Your objective
Produce the listing below again, exactly as shown.

Data excerpts
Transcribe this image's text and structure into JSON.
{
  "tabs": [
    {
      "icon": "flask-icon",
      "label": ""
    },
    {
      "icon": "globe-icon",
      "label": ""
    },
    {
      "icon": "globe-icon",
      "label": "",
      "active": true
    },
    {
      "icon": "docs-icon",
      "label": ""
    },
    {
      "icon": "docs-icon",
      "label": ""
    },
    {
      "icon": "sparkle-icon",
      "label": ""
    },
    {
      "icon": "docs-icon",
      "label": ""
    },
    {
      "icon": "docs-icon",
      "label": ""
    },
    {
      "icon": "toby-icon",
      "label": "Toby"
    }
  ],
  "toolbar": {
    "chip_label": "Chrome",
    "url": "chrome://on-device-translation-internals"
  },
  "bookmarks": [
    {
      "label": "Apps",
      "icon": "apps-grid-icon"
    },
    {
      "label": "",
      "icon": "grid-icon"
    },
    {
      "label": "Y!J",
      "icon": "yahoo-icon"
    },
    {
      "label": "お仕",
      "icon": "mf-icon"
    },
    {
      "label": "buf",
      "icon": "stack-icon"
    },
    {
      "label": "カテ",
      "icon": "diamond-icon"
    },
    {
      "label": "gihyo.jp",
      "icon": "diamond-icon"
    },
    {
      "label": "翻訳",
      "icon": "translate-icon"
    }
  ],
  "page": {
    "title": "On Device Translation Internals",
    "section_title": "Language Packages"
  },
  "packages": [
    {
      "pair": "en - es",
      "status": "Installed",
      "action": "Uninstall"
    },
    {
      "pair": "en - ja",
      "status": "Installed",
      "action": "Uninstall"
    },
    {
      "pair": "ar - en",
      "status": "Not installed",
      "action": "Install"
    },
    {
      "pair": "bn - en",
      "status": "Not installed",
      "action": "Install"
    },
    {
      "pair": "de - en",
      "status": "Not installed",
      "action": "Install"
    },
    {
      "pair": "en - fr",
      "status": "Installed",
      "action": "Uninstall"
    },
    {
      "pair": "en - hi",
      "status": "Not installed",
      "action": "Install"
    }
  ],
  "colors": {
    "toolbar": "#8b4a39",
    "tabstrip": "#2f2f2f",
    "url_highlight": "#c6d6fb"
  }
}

Completed exercise
Transcribe this image's text and structure into JSON.
{
  "tabs": [
    {
      "icon": "flask-icon",
      "label": ""
    },
    {
      "icon": "globe-icon",
      "label": ""
    },
    {
      "icon": "globe-icon",
      "label": "",
      "active": true
    },
    {
      "icon": "docs-icon",
      "label": ""
    },
    {
      "icon": "docs-icon",
      "label": ""
    },
    {
      "icon": "sparkle-icon",
      "label": ""
    },
    {
      "icon": "docs-icon",
      "label": ""
    },
    {
      "icon": "docs-icon",
      "label": ""
    },
    {
      "icon": "toby-icon",
      "label": "Toby"
    }
  ],
  "toolbar": {
    "chip_label": "Chrome",
    "url": "chrome://on-device-translation-internals"
  },
  "bookmarks": [
    {
      "label": "Apps",
      "icon": "apps-grid-icon"
    },
    {
      "label": "",
      "icon": "grid-icon"
    },
    {
      "label": "Y!J",
      "icon": "yahoo-icon"
    },
    {
      "label": "お仕",
      "icon": "mf-icon"
    },
    {
      "label": "buf",
      "icon": "stack-icon"
    },
    {
      "label": "カテ",
      "icon": "diamond-icon"
    },
    {
      "label": "gihyo.jp",
      "icon": "diamond-icon"
    },
    {
      "label": "翻訳",
      "icon": "translate-icon"
    }
  ],
  "page": {
    "title": "On Device Translation Internals",
    "section_title": "Language Packages"
  },
  "packages": [
    {
      "pair": "en - es",
      "status": "Installed",
      "action": "Uninstall"
    },
    {
      "pair": "en - ja",
      "status": "Installed",
      "action": "Uninstall"
    },
    {
      "pair": "ar - en",
      "status": "Not installed",
      "action": "Install"
    },
    {
      "pair": "bn - en",
      "status": "Not installed",
      "action": "Install"
    },
    {
      "pair": "de - en",
      "status": "Not installed",
      "action": "Install"
    },
    {
      "pair": "en - fr",
      "status": "Installed",
      "action": "Uninstall"
    },
    {
      "pair": "en - hi",
      "status": "Not installed",
      "action": "Install"
    }
  ],
  "colors": {
    "toolbar": "#8b4a39",
    "tabstrip": "#2f2f2f",
    "url_highlight": "#c6d6fb"
  }
}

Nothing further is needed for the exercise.